• Set task: Each line containing the word "from" should be found and copied.

== Data supplied ==

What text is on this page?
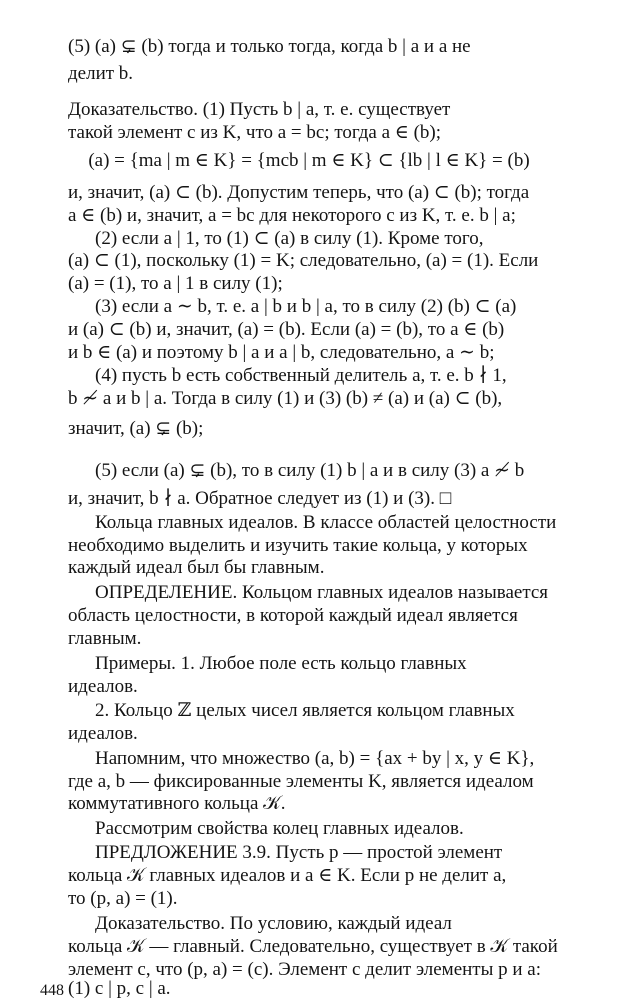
(5) (a) ⊊ (b) тогда и только тогда, когда b | a и a не
делит b.
Доказательство. (1) Пусть b | a, т. е. существует
такой элемент c из K, что a = bc; тогда a ∈ (b);
(a) = {ma | m ∈ K} = {mcb | m ∈ K} ⊂ {lb | l ∈ K} = (b)
и, значит, (a) ⊂ (b). Допустим теперь, что (a) ⊂ (b); тогда
a ∈ (b) и, значит, a = bc для некоторого c из K, т. е. b | a;
(2) если a | 1, то (1) ⊂ (a) в силу (1). Кроме того,
(a) ⊂ (1), поскольку (1) = K; следовательно, (a) = (1). Если
(a) = (1), то a | 1 в силу (1);
(3) если a ∼ b, т. е. a | b и b | a, то в силу (2) (b) ⊂ (a)
и (a) ⊂ (b) и, значит, (a) = (b). Если (a) = (b), то a ∈ (b)
и b ∈ (a) и поэтому b | a и a | b, следовательно, a ∼ b;
(4) пусть b есть собственный делитель a, т. е. b ∤ 1,
b ≁ a и b | a. Тогда в силу (1) и (3) (b) ≠ (a) и (a) ⊂ (b),
значит, (a) ⊊ (b);
(5) если (a) ⊊ (b), то в силу (1) b | a и в силу (3) a ≁ b
и, значит, b ∤ a. Обратное следует из (1) и (3). □
Кольца главных идеалов. В классе областей целостности
необходимо выделить и изучить такие кольца, у которых
каждый идеал был бы главным.
ОПРЕДЕЛЕНИЕ. Кольцом главных идеалов называется
область целостности, в которой каждый идеал является
главным.
Примеры. 1. Любое поле есть кольцо главных
идеалов.
2. Кольцо ℤ целых чисел является кольцом главных
идеалов.
Напомним, что множество (a, b) = {ax + by | x, y ∈ K},
где a, b — фиксированные элементы K, является идеалом
коммутативного кольца 𝒦.
Рассмотрим свойства колец главных идеалов.
ПРЕДЛОЖЕНИЕ 3.9. Пусть p — простой элемент
кольца 𝒦 главных идеалов и a ∈ K. Если p не делит a,
то (p, a) = (1).
Доказательство. По условию, каждый идеал
кольца 𝒦 — главный. Следовательно, существует в 𝒦 такой
элемент c, что (p, a) = (c). Элемент c делит элементы p и a:
(1) c | p, c | a.
448
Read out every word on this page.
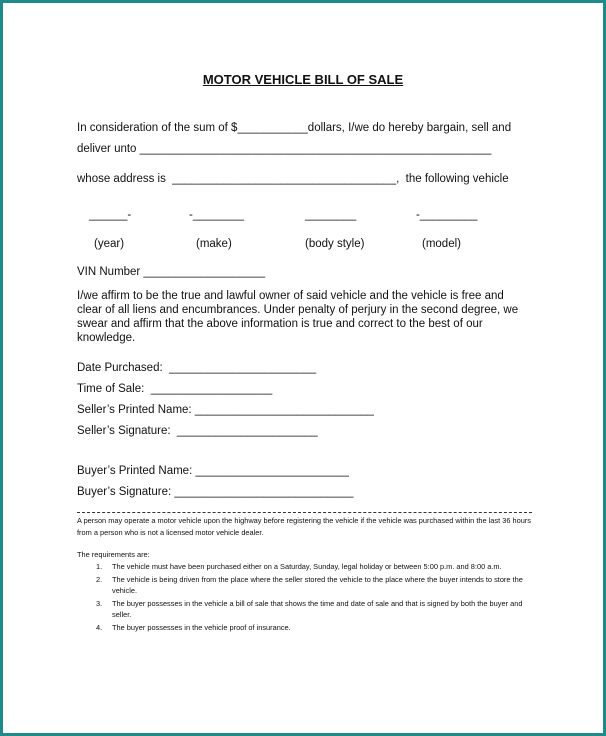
MOTOR VEHICLE BILL OF SALE
In consideration of the sum of $___________dollars, I/we do hereby bargain, sell and
deliver unto _______________________________________________________
whose address is  ___________________________________,  the following vehicle
______-	-________	________	-_________
(year)	(make)	(body style)	(model)
VIN Number ___________________
I/we affirm to be the true and lawful owner of said vehicle and the vehicle is free and clear of all liens and encumbrances. Under penalty of perjury in the second degree, we swear and affirm that the above information is true and correct to the best of our knowledge.
Date Purchased:  _______________________
Time of Sale:  ___________________
Seller’s Printed Name: ____________________________
Seller’s Signature:  ______________________
Buyer’s Printed Name: ________________________
Buyer’s Signature: ____________________________
A person may operate a motor vehicle upon the highway before registering the vehicle if the vehicle was purchased within the last 36 hours from a person who is not a licensed motor vehicle dealer.
The requirements are:
1. The vehicle must have been purchased either on a Saturday, Sunday, legal holiday or between 5:00 p.m. and 8:00 a.m.
2. The vehicle is being driven from the place where the seller stored the vehicle to the place where the buyer intends to store the vehicle.
3. The buyer possesses in the vehicle a bill of sale that shows the time and date of sale and that is signed by both the buyer and seller.
4. The buyer possesses in the vehicle proof of insurance.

===

• The completed task:
A person may operate a motor vehicle upon the highway before registering the vehicle if the vehicle was purchased within the last 36 hours from a person who is not a licensed motor vehicle dealer.
2. The vehicle is being driven from the place where the seller stored the vehicle to the place where the buyer intends to store the vehicle.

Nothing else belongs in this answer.